**Exercise directions:** Give only the number of lines in the records below that contain the word "mediante".

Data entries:
┌────────
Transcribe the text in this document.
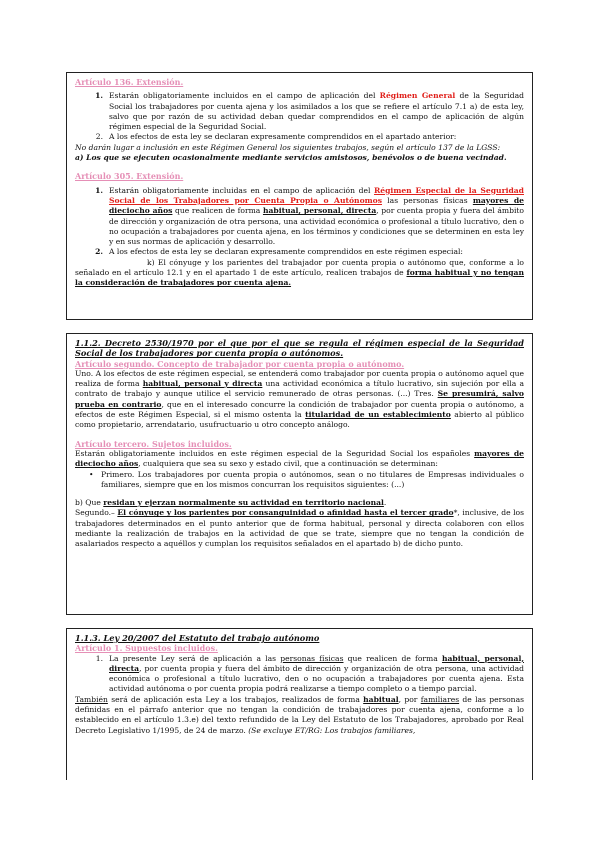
Artículo 136. Extensión.

1. Estarán obligatoriamente incluidos en el campo de aplicación del Régimen General de la Seguridad Social los trabajadores por cuenta ajena y los asimilados a los que se refiere el artículo 7.1 a) de esta ley, salvo que por razón de su actividad deban quedar comprendidos en el campo de aplicación de algún régimen especial de la Seguridad Social.
2. A los efectos de esta ley se declaran expresamente comprendidos en el apartado anterior:

No darán lugar a inclusión en este Régimen General los siguientes trabajos, según el artículo 137 de la LGSS:

a) Los que se ejecuten ocasionalmente mediante servicios amistosos, benévolos o de buena vecindad.

Artículo 305. Extensión.

1. Estarán obligatoriamente incluidas en el campo de aplicación del Régimen Especial de la Seguridad Social de los Trabajadores por Cuenta Propia o Autónomos las personas físicas mayores de dieciocho años que realicen de forma habitual, personal, directa, por cuenta propia y fuera del ámbito de dirección y organización de otra persona, una actividad económica o profesional a título lucrativo, den o no ocupación a trabajadores por cuenta ajena, en los términos y condiciones que se determinen en esta ley y en sus normas de aplicación y desarrollo.
2. A los efectos de esta ley se declaran expresamente comprendidos en este régimen especial:

k) El cónyuge y los parientes del trabajador por cuenta propia o autónomo que, conforme a lo señalado en el artículo 12.1 y en el apartado 1 de este artículo, realicen trabajos de forma habitual y no tengan la consideración de trabajadores por cuenta ajena.

1.1.2. Decreto 2530/1970 por el que por el que se regula el régimen especial de la Seguridad Social de los trabajadores por cuenta propia o autónomos.

Artículo segundo. Concepto de trabajador por cuenta propia o autónomo.

Uno. A los efectos de este régimen especial, se entenderá como trabajador por cuenta propia o autónomo aquel que realiza de forma habitual, personal y directa una actividad económica a título lucrativo, sin sujeción por ella a contrato de trabajo y aunque utilice el servicio remunerado de otras personas. (...) Tres. Se presumirá, salvo prueba en contrario, que en el interesado concurre la condición de trabajador por cuenta propia o autónomo, a efectos de este Régimen Especial, si el mismo ostenta la titularidad de un establecimiento abierto al público como propietario, arrendatario, usufructuario u otro concepto análogo.

Artículo tercero. Sujetos incluidos.

Estarán obligatoriamente incluidos en este régimen especial de la Seguridad Social los españoles mayores de dieciocho años, cualquiera que sea su sexo y estado civil, que a continuación se determinan:

• Primero. Los trabajadores por cuenta propia o autónomos, sean o no titulares de Empresas individuales o familiares, siempre que en los mismos concurran los requisitos siguientes: (...)

b) Que residan y ejerzan normalmente su actividad en territorio nacional.

Segundo.– El cónyuge y los parientes por consanguinidad o afinidad hasta el tercer grado*, inclusive, de los trabajadores determinados en el punto anterior que de forma habitual, personal y directa colaboren con ellos mediante la realización de trabajos en la actividad de que se trate, siempre que no tengan la condición de asalariados respecto a aquéllos y cumplan los requisitos señalados en el apartado b) de dicho punto.

1.1.3. Ley 20/2007 del Estatuto del trabajo autónomo

Artículo 1. Supuestos incluidos.

1. La presente Ley será de aplicación a las personas físicas que realicen de forma habitual, personal, directa, por cuenta propia y fuera del ámbito de dirección y organización de otra persona, una actividad económica o profesional a título lucrativo, den o no ocupación a trabajadores por cuenta ajena. Esta actividad autónoma o por cuenta propia podrá realizarse a tiempo completo o a tiempo parcial.

También será de aplicación esta Ley a los trabajos, realizados de forma habitual, por familiares de las personas definidas en el párrafo anterior que no tengan la condición de trabajadores por cuenta ajena, conforme a lo establecido en el artículo 1.3.e) del texto refundido de la Ley del Estatuto de los Trabajadores, aprobado por Real Decreto Legislativo 1/1995, de 24 de marzo. (Se excluye ET/RG: Los trabajos familiares,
└────────
**Reply to the exercise:** 2